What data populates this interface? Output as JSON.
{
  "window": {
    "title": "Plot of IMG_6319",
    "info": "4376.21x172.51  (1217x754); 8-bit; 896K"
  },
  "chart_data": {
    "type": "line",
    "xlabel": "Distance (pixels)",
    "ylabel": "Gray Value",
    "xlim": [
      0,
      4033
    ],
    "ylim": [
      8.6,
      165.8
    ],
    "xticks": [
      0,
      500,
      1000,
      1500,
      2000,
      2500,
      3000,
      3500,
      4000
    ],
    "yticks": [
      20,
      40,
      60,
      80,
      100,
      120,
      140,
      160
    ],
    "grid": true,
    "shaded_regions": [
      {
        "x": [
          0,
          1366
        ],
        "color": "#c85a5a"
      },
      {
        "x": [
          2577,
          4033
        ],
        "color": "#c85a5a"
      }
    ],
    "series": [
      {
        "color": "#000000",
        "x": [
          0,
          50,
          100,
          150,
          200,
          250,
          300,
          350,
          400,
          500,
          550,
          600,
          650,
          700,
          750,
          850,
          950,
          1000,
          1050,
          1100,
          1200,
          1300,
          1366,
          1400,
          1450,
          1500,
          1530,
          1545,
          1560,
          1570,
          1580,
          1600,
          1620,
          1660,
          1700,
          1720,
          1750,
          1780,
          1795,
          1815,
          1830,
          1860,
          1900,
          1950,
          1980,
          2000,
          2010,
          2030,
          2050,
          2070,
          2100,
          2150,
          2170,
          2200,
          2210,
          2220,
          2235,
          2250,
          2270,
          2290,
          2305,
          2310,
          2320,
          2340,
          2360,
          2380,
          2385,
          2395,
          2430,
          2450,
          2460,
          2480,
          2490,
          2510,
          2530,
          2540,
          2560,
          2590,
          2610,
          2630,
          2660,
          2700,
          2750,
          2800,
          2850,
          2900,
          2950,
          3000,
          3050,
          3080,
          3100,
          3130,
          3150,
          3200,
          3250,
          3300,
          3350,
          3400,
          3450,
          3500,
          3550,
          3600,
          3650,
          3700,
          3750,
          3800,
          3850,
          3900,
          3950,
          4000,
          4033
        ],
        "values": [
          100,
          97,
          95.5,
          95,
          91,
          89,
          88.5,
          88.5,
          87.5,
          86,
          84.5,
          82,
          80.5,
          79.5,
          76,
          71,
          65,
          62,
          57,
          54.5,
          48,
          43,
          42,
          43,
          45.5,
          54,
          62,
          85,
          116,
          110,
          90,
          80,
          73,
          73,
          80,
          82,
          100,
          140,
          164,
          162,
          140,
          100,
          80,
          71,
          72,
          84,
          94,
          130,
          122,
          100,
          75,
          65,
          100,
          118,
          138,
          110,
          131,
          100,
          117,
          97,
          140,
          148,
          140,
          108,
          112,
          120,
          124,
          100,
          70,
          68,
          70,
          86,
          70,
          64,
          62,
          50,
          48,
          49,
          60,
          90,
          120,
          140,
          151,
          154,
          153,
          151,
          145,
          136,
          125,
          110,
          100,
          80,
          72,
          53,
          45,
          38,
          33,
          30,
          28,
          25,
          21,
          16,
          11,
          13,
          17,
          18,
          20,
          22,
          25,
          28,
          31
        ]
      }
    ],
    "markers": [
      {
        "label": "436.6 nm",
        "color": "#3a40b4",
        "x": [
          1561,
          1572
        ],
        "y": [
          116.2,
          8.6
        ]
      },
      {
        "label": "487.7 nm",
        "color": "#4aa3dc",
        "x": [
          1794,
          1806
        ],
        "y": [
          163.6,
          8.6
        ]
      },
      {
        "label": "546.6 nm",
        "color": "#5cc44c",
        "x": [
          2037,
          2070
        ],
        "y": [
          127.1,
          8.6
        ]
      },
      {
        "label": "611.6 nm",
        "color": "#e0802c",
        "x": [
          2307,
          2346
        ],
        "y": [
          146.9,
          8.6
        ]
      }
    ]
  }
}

Exercise task
In the records above, collect each line with "color".

Result below
        "color": "#c85a5a"
        "color": "#c85a5a"
        "color": "#000000",
        "color": "#3a40b4",
        "color": "#4aa3dc",
        "color": "#5cc44c",
        "color": "#e0802c",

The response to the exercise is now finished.